§ TASK PROMPT:
Give the listing again character for character, but drop the images.

[Figure contents as structured data]

━━━━━━━━━━━━━━━━━━━━━━━━━━━━━━

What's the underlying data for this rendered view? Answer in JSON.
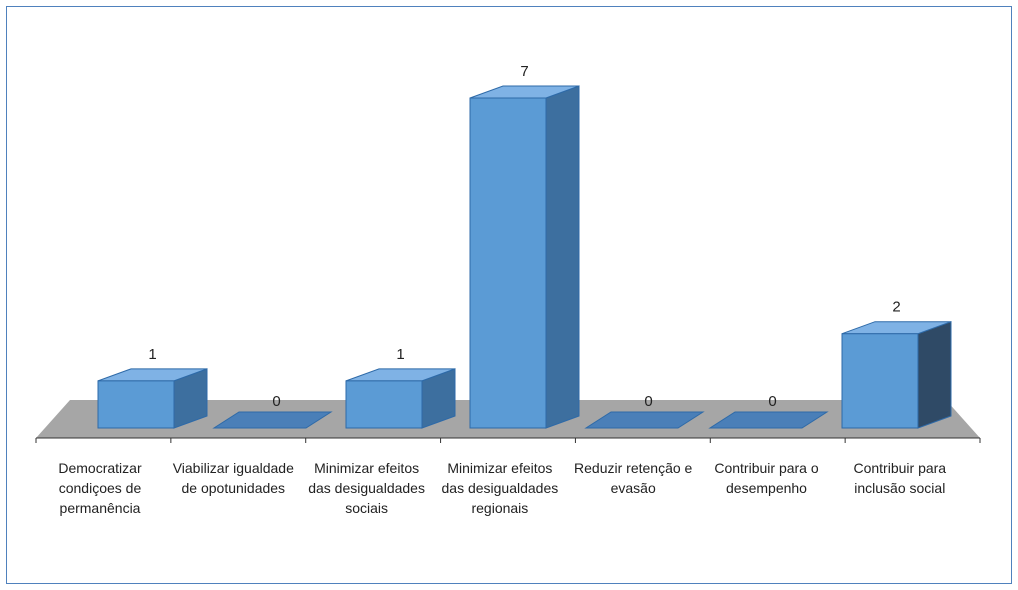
{
  "chart_data": {
    "type": "bar3d",
    "categories": [
      "Democratizar condiçoes de permanência",
      "Viabilizar igualdade de opotunidades",
      "Minimizar efeitos das desigualdades sociais",
      "Minimizar efeitos das desigualdades regionais",
      "Reduzir retenção e evasão",
      "Contribuir para o desempenho",
      "Contribuir para inclusão social"
    ],
    "values": [
      1,
      0,
      1,
      7,
      0,
      0,
      2
    ],
    "color": "#5b9bd5"
  }
}
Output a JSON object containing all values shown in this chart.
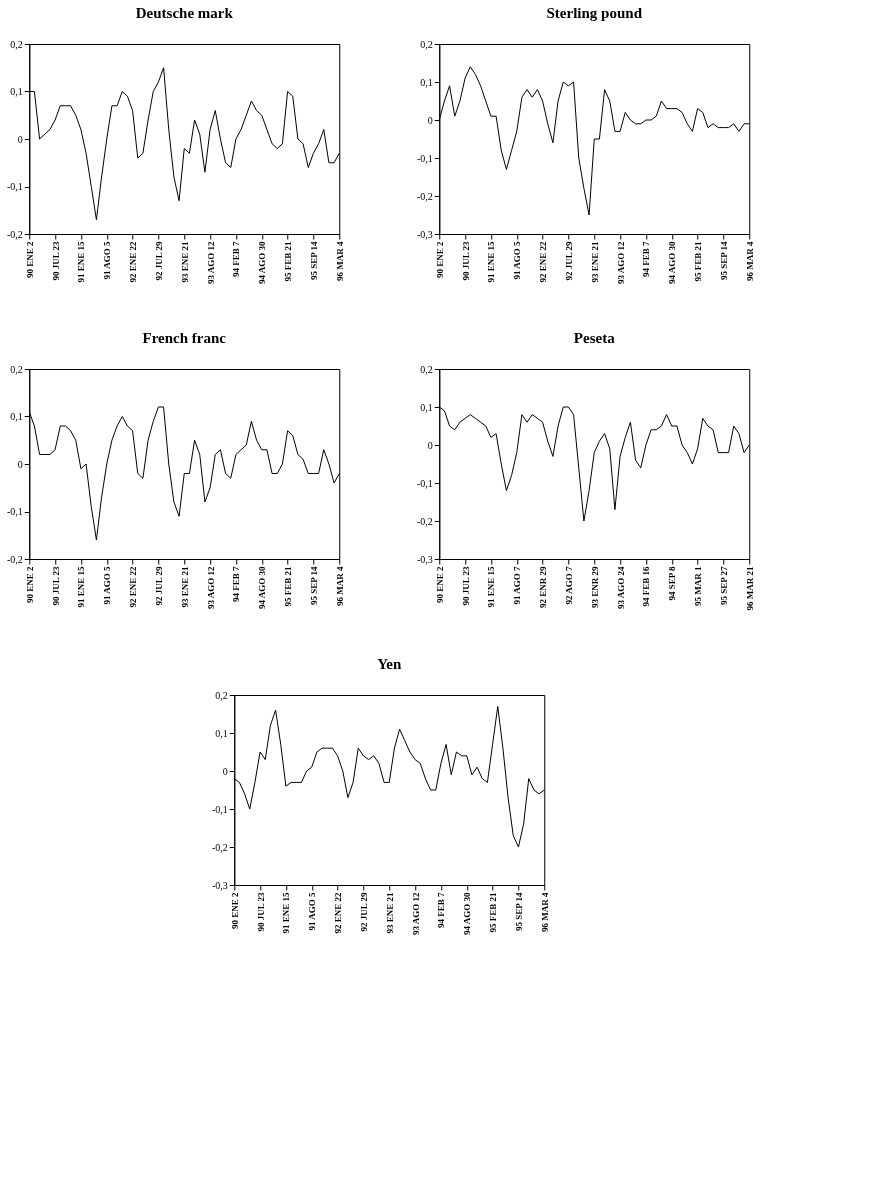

━━━━━━━━━━━━━━━━━━━━━━━━━━━━━━

§ RESPONSE FOR THIS EXERCISE:
What's the underlying data for this rendered view? Answer in JSON.
{
  "chart_data": {
    "type": "bar3d",
    "categories": [
      "Democratizar condiçoes de permanência",
      "Viabilizar igualdade de opotunidades",
      "Minimizar efeitos das desigualdades sociais",
      "Minimizar efeitos das desigualdades regionais",
      "Reduzir retenção e evasão",
      "Contribuir para o desempenho",
      "Contribuir para inclusão social"
    ],
    "values": [
      1,
      0,
      1,
      7,
      0,
      0,
      2
    ],
    "color": "#5b9bd5"
  }
}
Output a JSON object containing all values shown in this chart.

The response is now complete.